Task brief:
Pick out each line in these entries that contains the string "компании".

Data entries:

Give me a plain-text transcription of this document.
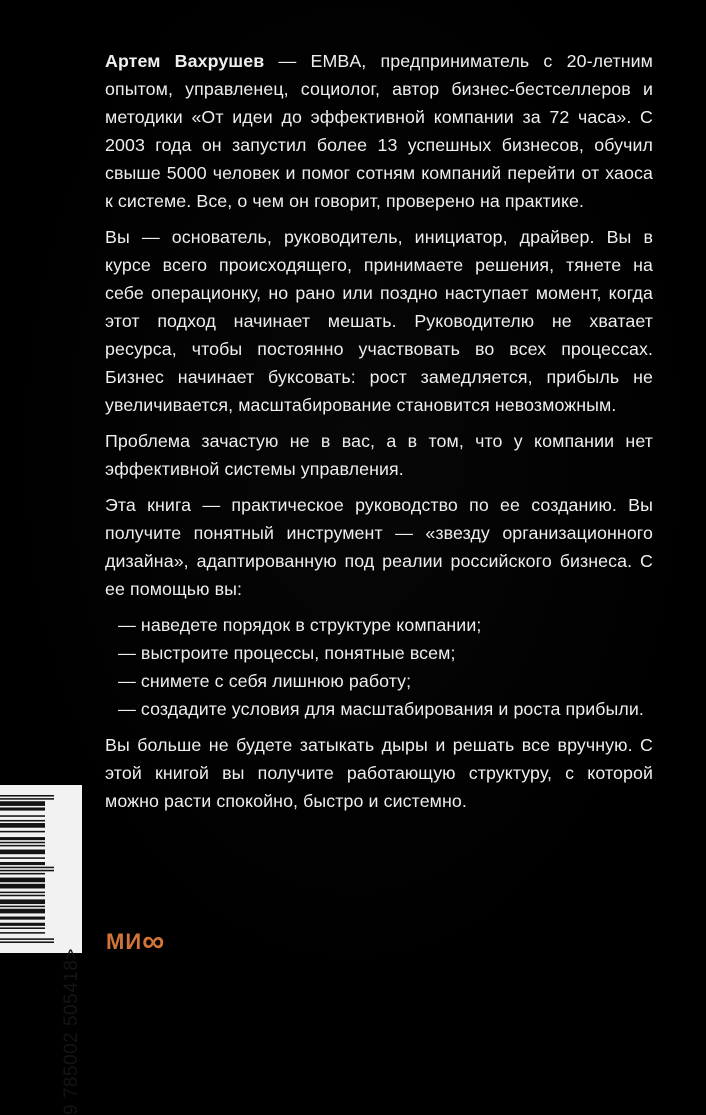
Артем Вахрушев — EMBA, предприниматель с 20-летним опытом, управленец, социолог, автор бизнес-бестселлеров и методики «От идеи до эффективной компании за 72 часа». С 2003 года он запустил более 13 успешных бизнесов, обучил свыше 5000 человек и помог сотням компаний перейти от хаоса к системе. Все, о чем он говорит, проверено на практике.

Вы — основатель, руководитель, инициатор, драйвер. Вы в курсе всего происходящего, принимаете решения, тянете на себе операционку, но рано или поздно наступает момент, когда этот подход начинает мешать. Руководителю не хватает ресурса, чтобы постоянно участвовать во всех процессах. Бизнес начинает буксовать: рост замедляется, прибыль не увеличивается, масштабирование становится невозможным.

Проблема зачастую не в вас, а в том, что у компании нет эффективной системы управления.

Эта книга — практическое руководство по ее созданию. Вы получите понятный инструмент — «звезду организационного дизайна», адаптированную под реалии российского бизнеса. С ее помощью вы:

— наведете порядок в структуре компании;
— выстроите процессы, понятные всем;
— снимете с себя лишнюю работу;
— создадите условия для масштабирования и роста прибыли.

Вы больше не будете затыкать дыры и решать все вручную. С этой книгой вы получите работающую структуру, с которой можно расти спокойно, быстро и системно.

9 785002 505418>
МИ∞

Completed task:
Артем Вахрушев — EMBA, предприниматель с 20-летним опытом, управленец, социолог, автор бизнес-бестселлеров и методики «От идеи до эффективной компании за 72 часа». С 2003 года он запустил более 13 успешных бизнесов, обучил свыше 5000 человек и помог сотням компаний перейти от хаоса к системе. Все, о чем он говорит, проверено на практике.
Проблема зачастую не в вас, а в том, что у компании нет эффективной системы управления.
— наведете порядок в структуре компании;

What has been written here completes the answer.